Dataset entries:
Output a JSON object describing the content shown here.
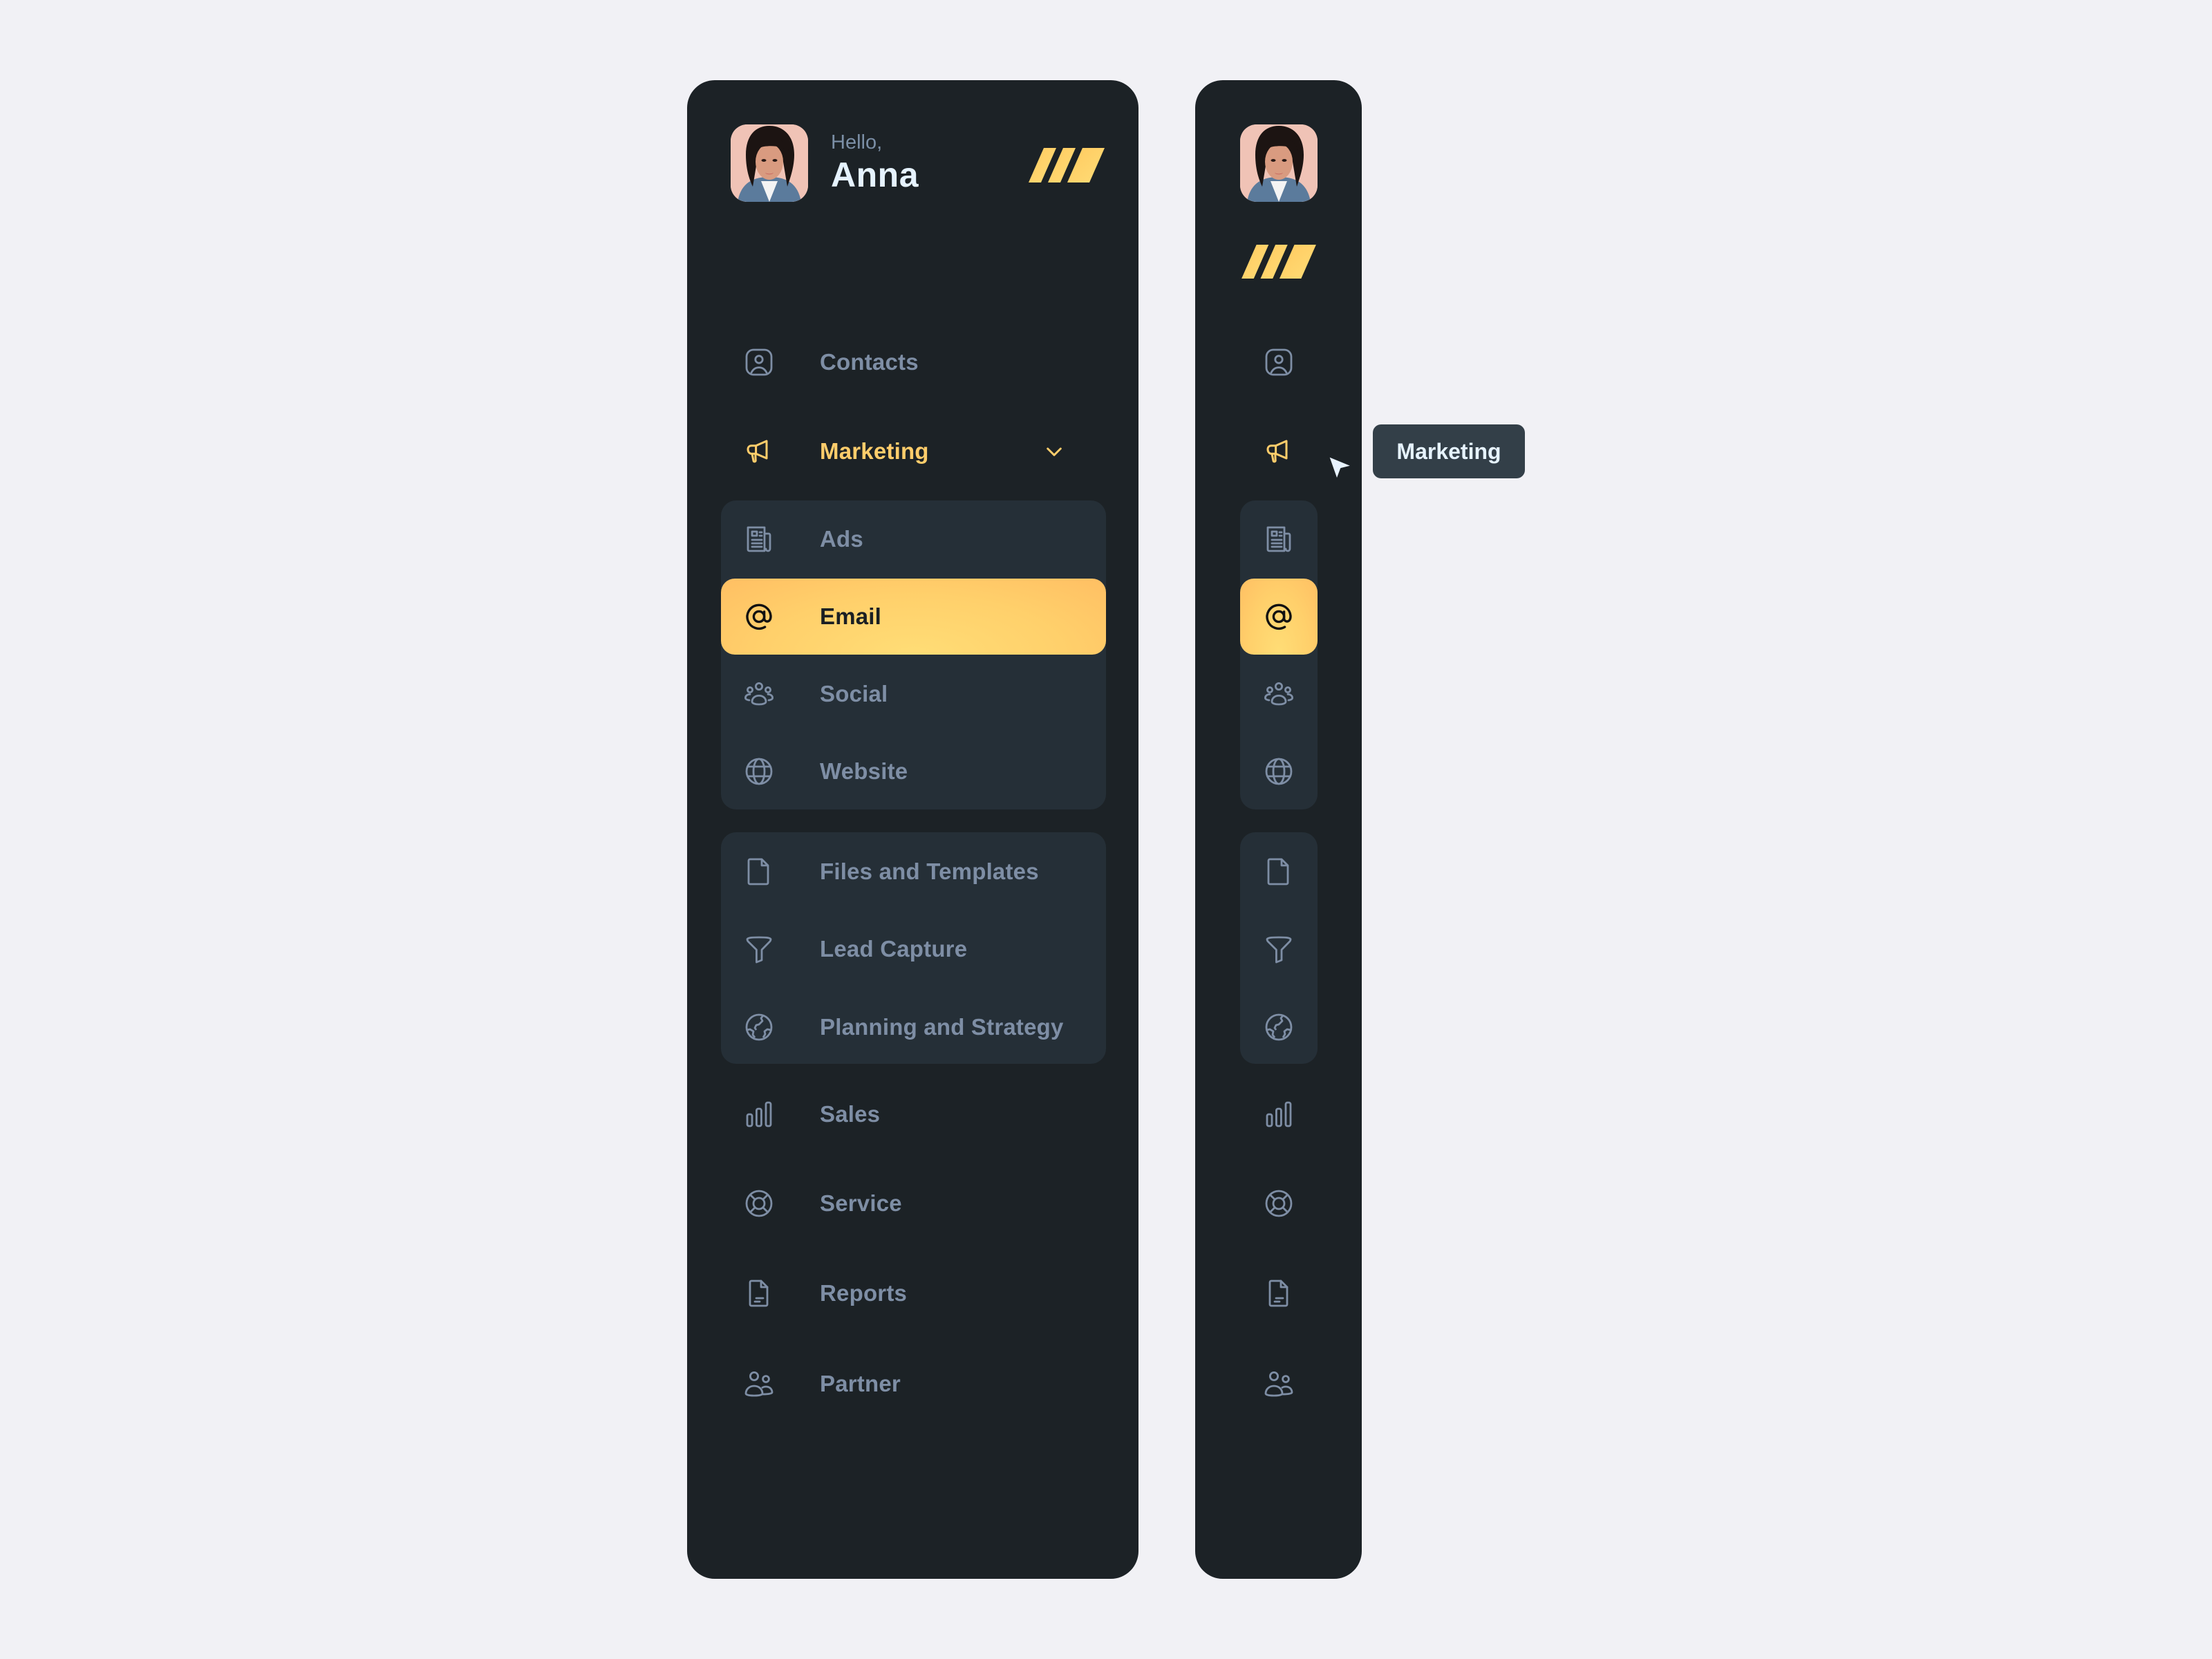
{
  "user": {
    "greeting": "Hello,",
    "name": "Anna"
  },
  "colors": {
    "background": "#f1f1f5",
    "panel": "#1c2226",
    "group": "#252f37",
    "accent": "#ffcd6b",
    "muted_text": "#7e8ea5",
    "tooltip_bg": "#333f48"
  },
  "nav": {
    "contacts": {
      "label": "Contacts",
      "icon": "contact-card-icon"
    },
    "marketing": {
      "label": "Marketing",
      "icon": "megaphone-icon",
      "expanded": true
    },
    "marketing_children": [
      {
        "label": "Ads",
        "icon": "newspaper-icon"
      },
      {
        "label": "Email",
        "icon": "at-sign-icon",
        "active": true
      },
      {
        "label": "Social",
        "icon": "people-group-icon"
      },
      {
        "label": "Website",
        "icon": "globe-icon"
      }
    ],
    "tools": [
      {
        "label": "Files and Templates",
        "icon": "file-icon"
      },
      {
        "label": "Lead Capture",
        "icon": "funnel-icon"
      },
      {
        "label": "Planning and Strategy",
        "icon": "earth-icon"
      }
    ],
    "bottom": [
      {
        "label": "Sales",
        "icon": "bar-chart-icon"
      },
      {
        "label": "Service",
        "icon": "lifebuoy-icon"
      },
      {
        "label": "Reports",
        "icon": "report-document-icon"
      },
      {
        "label": "Partner",
        "icon": "users-icon"
      }
    ]
  },
  "tooltip": {
    "text": "Marketing"
  }
}
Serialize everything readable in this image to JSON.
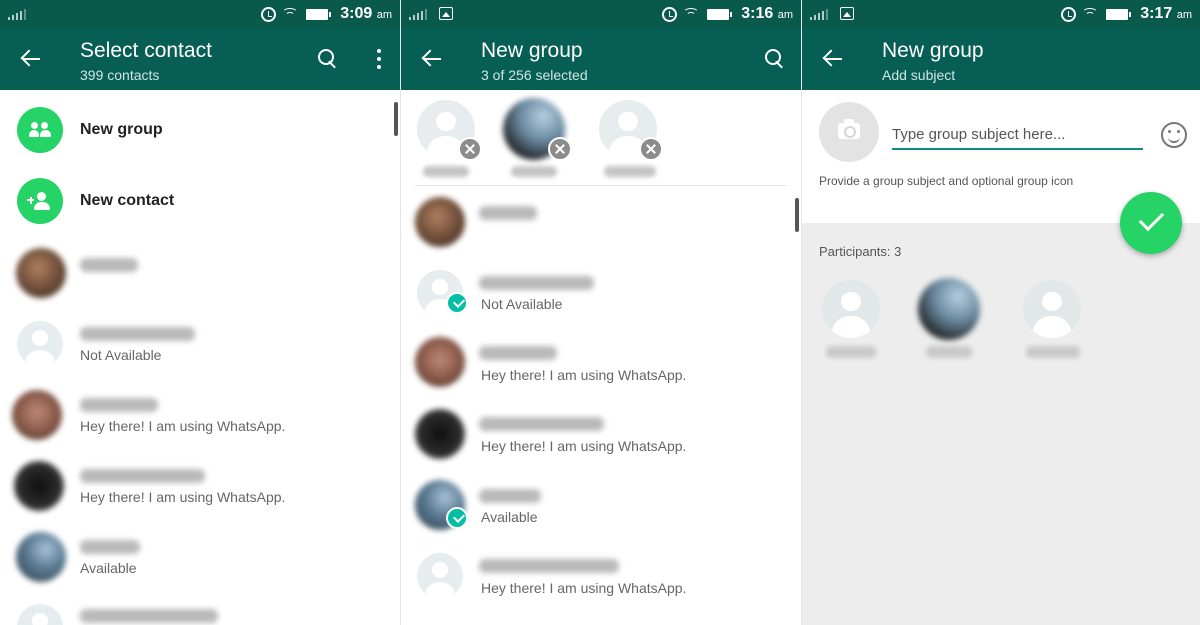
{
  "screens": [
    {
      "status": {
        "time": "3:09",
        "ampm": "am"
      },
      "header": {
        "title": "Select contact",
        "subtitle": "399 contacts"
      },
      "menu": [
        {
          "label": "New group",
          "icon": "group-icon"
        },
        {
          "label": "New contact",
          "icon": "add-person-icon"
        }
      ],
      "contacts": [
        {
          "status": ""
        },
        {
          "status": "Not Available"
        },
        {
          "status": "Hey there! I am using WhatsApp."
        },
        {
          "status": "Hey there! I am using WhatsApp."
        },
        {
          "status": "Available"
        },
        {
          "status": ""
        }
      ]
    },
    {
      "status": {
        "time": "3:16",
        "ampm": "am"
      },
      "header": {
        "title": "New group",
        "subtitle": "3 of 256 selected"
      },
      "contacts": [
        {
          "status": "",
          "selected": false
        },
        {
          "status": "Not Available",
          "selected": true
        },
        {
          "status": "Hey there! I am using WhatsApp.",
          "selected": false
        },
        {
          "status": "Hey there! I am using WhatsApp.",
          "selected": false
        },
        {
          "status": "Available",
          "selected": true
        },
        {
          "status": "Hey there! I am using WhatsApp.",
          "selected": false
        }
      ]
    },
    {
      "status": {
        "time": "3:17",
        "ampm": "am"
      },
      "header": {
        "title": "New group",
        "subtitle": "Add subject"
      },
      "subject": {
        "placeholder": "Type group subject here...",
        "value": ""
      },
      "hint": "Provide a group subject and optional group icon",
      "participants_label": "Participants: 3"
    }
  ],
  "colors": {
    "header": "#075e54",
    "statusbar": "#0a5a4c",
    "accent": "#25d366",
    "check": "#00bfa5"
  }
}
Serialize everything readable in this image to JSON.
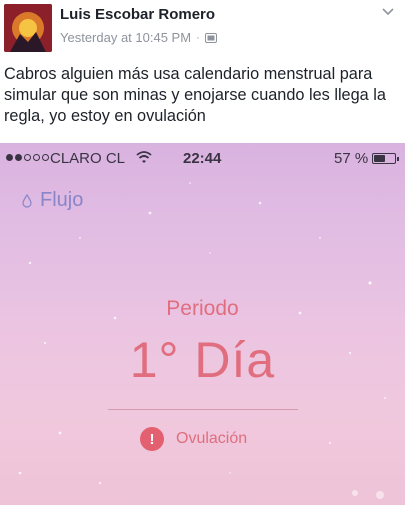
{
  "post": {
    "author": "Luis Escobar Romero",
    "timestamp": "Yesterday at 10:45 PM",
    "separator": "·",
    "privacy_icon": "globe-icon",
    "menu_icon": "chevron-down-icon",
    "text": "Cabros alguien más usa calendario menstrual para simular que son minas y enojarse cuando les llega la regla, yo estoy en ovulación"
  },
  "phone": {
    "status_bar": {
      "carrier": "CLARO CL",
      "time": "22:44",
      "battery": "57 %",
      "battery_level": 0.57,
      "signal_bars": 2,
      "signal_total": 5
    },
    "flow_label": "Flujo",
    "period_label": "Periodo",
    "day_label": "1° Día",
    "ovulation_label": "Ovulación",
    "alert_symbol": "!"
  },
  "colors": {
    "accent_pink": "#e06e7f",
    "accent_purple": "#8a85c9",
    "background_top": "#d9b3df",
    "background_bottom": "#eec3d7"
  }
}
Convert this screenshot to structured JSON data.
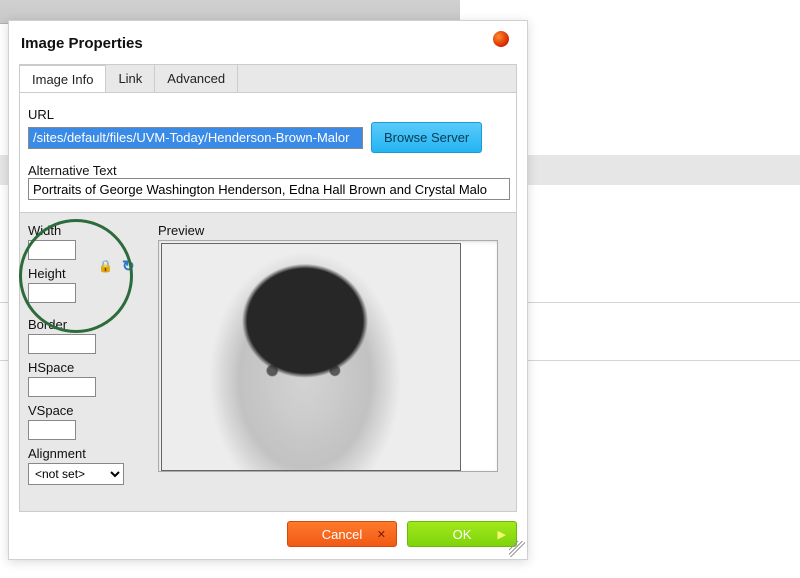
{
  "dialog": {
    "title": "Image Properties",
    "tabs": [
      {
        "label": "Image Info"
      },
      {
        "label": "Link"
      },
      {
        "label": "Advanced"
      }
    ],
    "url_label": "URL",
    "url_value": "/sites/default/files/UVM-Today/Henderson-Brown-Malor",
    "browse_label": "Browse Server",
    "alt_label": "Alternative Text",
    "alt_value": "Portraits of George Washington Henderson, Edna Hall Brown and Crystal Malo",
    "width_label": "Width",
    "width_value": "",
    "height_label": "Height",
    "height_value": "",
    "border_label": "Border",
    "border_value": "",
    "hspace_label": "HSpace",
    "hspace_value": "",
    "vspace_label": "VSpace",
    "vspace_value": "",
    "alignment_label": "Alignment",
    "alignment_value": "<not set>",
    "preview_label": "Preview",
    "cancel_label": "Cancel",
    "ok_label": "OK",
    "lock_glyph": "🔒",
    "reset_glyph": "↻"
  }
}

▶ **Exercise description**:
Track down every line holding the string "true" and copy it.

▶ **Task answer**:
      "expanded": true
        "active": true
          "selected": true
          "selected": true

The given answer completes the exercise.